The task: Each line containing the word "motor" should be found and copied.

Task input:
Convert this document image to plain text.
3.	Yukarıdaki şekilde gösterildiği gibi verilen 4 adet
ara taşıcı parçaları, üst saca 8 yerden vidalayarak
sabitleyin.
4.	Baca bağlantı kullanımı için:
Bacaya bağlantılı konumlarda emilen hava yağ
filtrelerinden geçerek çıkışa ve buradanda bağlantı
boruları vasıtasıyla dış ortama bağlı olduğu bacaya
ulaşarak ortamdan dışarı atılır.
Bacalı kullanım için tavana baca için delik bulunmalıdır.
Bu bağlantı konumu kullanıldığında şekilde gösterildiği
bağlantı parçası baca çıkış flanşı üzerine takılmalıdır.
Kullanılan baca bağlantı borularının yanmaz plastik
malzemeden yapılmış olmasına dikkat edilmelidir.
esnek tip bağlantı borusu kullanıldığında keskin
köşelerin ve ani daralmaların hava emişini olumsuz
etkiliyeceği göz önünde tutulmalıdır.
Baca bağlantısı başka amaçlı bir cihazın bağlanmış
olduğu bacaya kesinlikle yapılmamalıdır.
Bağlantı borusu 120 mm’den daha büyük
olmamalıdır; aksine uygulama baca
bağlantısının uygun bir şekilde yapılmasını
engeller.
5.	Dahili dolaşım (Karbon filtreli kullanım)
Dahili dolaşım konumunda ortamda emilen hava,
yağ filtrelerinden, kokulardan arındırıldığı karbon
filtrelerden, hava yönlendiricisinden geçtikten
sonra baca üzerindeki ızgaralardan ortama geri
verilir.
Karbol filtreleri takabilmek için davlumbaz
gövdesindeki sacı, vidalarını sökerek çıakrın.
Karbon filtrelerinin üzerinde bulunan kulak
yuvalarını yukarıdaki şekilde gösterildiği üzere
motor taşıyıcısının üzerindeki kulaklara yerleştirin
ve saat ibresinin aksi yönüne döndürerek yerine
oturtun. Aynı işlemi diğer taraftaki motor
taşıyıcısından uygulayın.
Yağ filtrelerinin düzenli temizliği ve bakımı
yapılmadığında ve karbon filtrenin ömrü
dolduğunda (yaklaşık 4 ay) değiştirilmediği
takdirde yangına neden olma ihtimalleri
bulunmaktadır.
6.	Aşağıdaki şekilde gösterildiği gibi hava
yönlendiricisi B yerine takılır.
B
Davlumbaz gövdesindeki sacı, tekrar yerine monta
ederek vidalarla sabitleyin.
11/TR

Task output:
motor taşıyıcısının üzerindeki kulaklara yerleştirin
oturtun. Aynı işlemi diğer taraftaki motor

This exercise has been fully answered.